→ **Reading passage**

--- start ---

Arriving at the airport at 4:00 p.m., I immediately went through customs, an interesting experience in Moscow. The people in front of me had a painting which customs would not allow them to export. Another man was having a problem taking out some old coins. Although I had nothing to export, I expected the worst, but was allowed to pass without question. Then the wait began. Russians do not seem to get in a hurry over anything. I waited in line, with approximately 100 others, one hour and thirty minutes to get my boarding pass. At 7:00 p.m. my flight left the snow-covered tarmac in Moscow. Three hours later I was in London.
Indochina: November 29 - December 9
One week later, on Sunday, November 29, at 11:00 a.m., I left for Indochina. My objective was to observe our operations in the countries of Laos, Cambodia, and Vietnam and to refine our planning for future humanitarian aid in those countries.
Anything can be bought in Bangkok
Imagine having a hotel room right on the starting line of the Indianapolis 500. That's what our canal-side room in Bangkok was like. Each boat on the canal has huge inboard engines, and do they ever make the noise! I adjusted to this disturbance which fortunately ended at approximately 9:00 p.m. each night. Bangkok is one of the most worldly and busiest cities I have ever visited. Thailand is known for its silk, its pirated-labelled shirts and watches, and other souvenirs of varying degrees of quality. It is a shopper's paradise if you have a need for those kind of things. I did not.

--- end ---

→ **Set of tasks**
a) In the travel account, how long did the writer wait in line to get a boarding pass in Moscow?
b) Summarize the travel account in two sentences.
c) Write the next paragraph of the travel account.

→ **Information provided**
--- start ---

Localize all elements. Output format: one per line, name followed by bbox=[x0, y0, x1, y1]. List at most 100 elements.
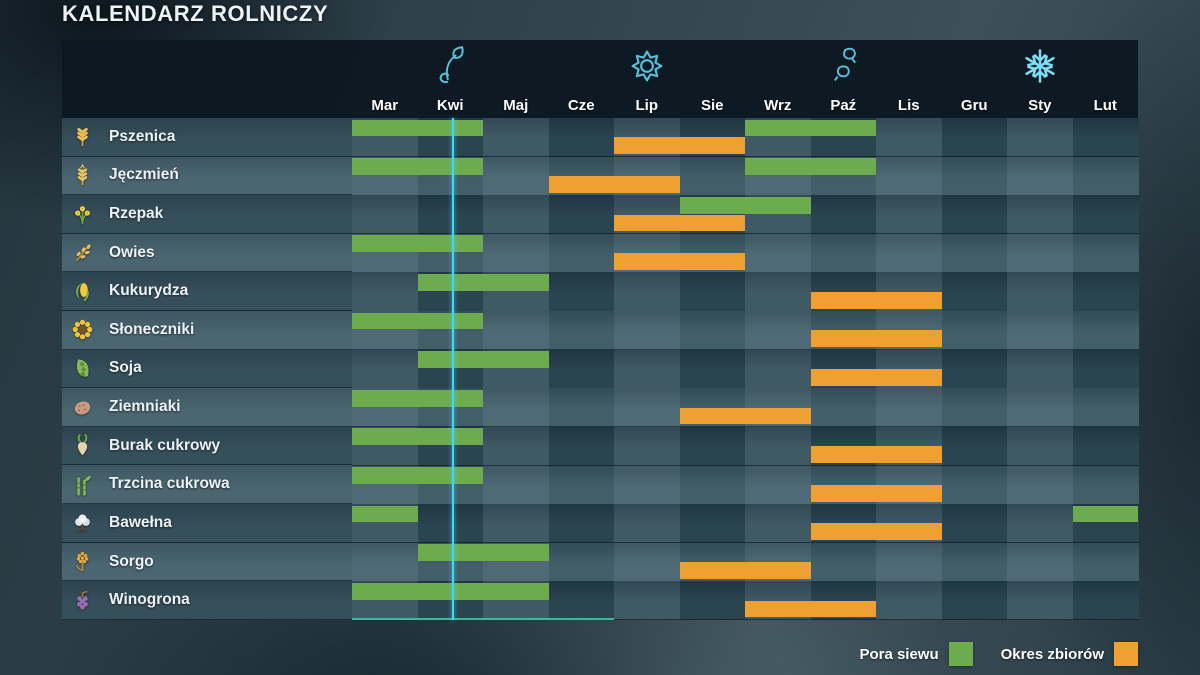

--- end ---

→ **Exercise results**
a) One hour and thirty minutes, in a line of about 100 people.

b) After passing through Moscow customs without trouble and waiting an hour and a half for a boarding pass, the writer flew to London. A week later the writer left for Indochina to observe operations in Laos, Cambodia, and Vietnam and to plan future humanitarian aid, and stayed in a noisy canal-side hotel room in Bangkok, a busy city known for silk, pirated-label goods, and souvenirs.

c)
I left early on the morning of December 3 for Cambodia. I had received some disturbing news the night before—six UN guards had been taken hostage by the Khmer Rouge in Cambodia. It was cause for concern, but other information seemed to indicate relative security in Phnom Penh, the capital city. That turned out to be the case. My arrival on Bangkok Airlines was uneventful except for seeing the numerous UN planes parked on the tarmac. Hundreds of UN soldiers were lined up in the hot sun waiting to board an Aeroflot flight to go on R&R, probably in Bangkok. The temperature, humidity, and the palm trees reminded me of Abidjan, Ivory Coast. That impression was reinforced upon hearing the occasional words in French.
A group walking to the vocational school in Cambodia. Jimmy Foster is behind the man in the green shirt.
A war museum
I checked into my hotel and shortly thereafter went to a museum depicting the horrors of the occupation of Pol Pot, the leader of the Khmer Rouge Communists in the late 1970s. It was formerly a school building, but Pol Pot had used it as a prison. Twenty thousand Cambodians were imprisoned there. Only seven lived through the experience. Most died of torture or starvation. When Phnom Penh was liberated, some prisoners were found several days later bludgeoned to death while strapped to their beds. The museum has photographs of that gruesome discovery. Seven "westerners," including one American, were kept there; none survived. Just outside Phnom Penh are the infamous "killing fields." Some estimate that as many as two million Cambodians were killed by the Khmer Rouge in the 1970s. The history of Cambodia is chilling to say the least.
On December 4, I went to a village approximately 30 miles from Phnom Penh. A school there had received some support directed toward vocational activities to malnourished and underprivileged students. Upon my arrival, all the students lined the road to greet me, clapping as I and my host walked the 200 yards from the main road to the school building. It was a humbling experience. After a meal, I was taken on a tour of several Buddhist temples in the area. I also visited a memorial to the victims of the Khmer Rouge—a collection of several hundred skulls and bones of those killed in the area. The school campus itself was found to contain several hundred bodies in 1979.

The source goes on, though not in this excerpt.